[Data extracted from a collection]
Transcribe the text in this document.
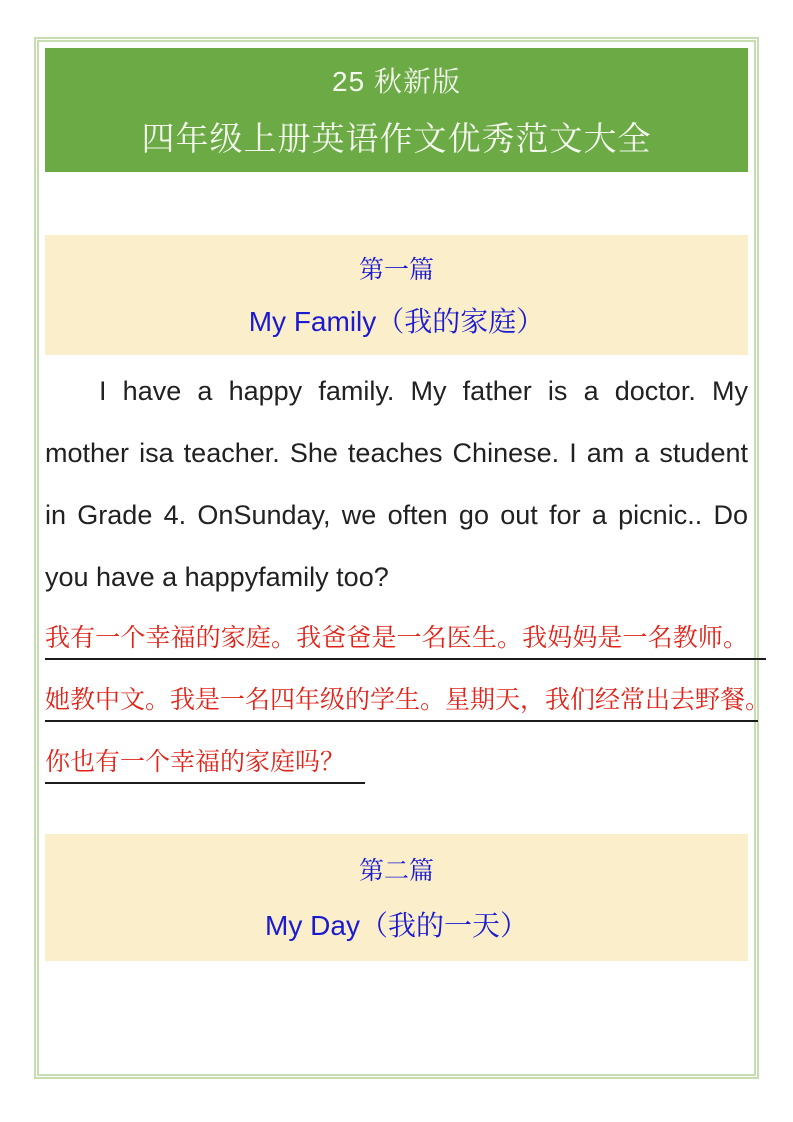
25 秋新版
四年级上册英语作文优秀范文大全
第一篇
My Family（我的家庭）
I have a happy family. My father is a doctor. My
mother isa teacher. She teaches Chinese. I am a student
in Grade 4. OnSunday, we often go out for a picnic.. Do
you have a happyfamily too?
我有一个幸福的家庭。我爸爸是一名医生。我妈妈是一名教师。
她教中文。我是一名四年级的学生。星期天，我们经常出去野餐。
你也有一个幸福的家庭吗？
第二篇
My Day（我的一天）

» Task goal: Copy the records above exactly, omitting every picture.

» Finished exercise:
Transcribe the text in this document.
25 秋新版
四年级上册英语作文优秀范文大全
第一篇
My Family（我的家庭）
I have a happy family. My father is a doctor. My
mother isa teacher. She teaches Chinese. I am a student
in Grade 4. OnSunday, we often go out for a picnic.. Do
you have a happyfamily too?
我有一个幸福的家庭。我爸爸是一名医生。我妈妈是一名教师。
她教中文。我是一名四年级的学生。星期天，我们经常出去野餐。
你也有一个幸福的家庭吗？
第二篇
My Day（我的一天）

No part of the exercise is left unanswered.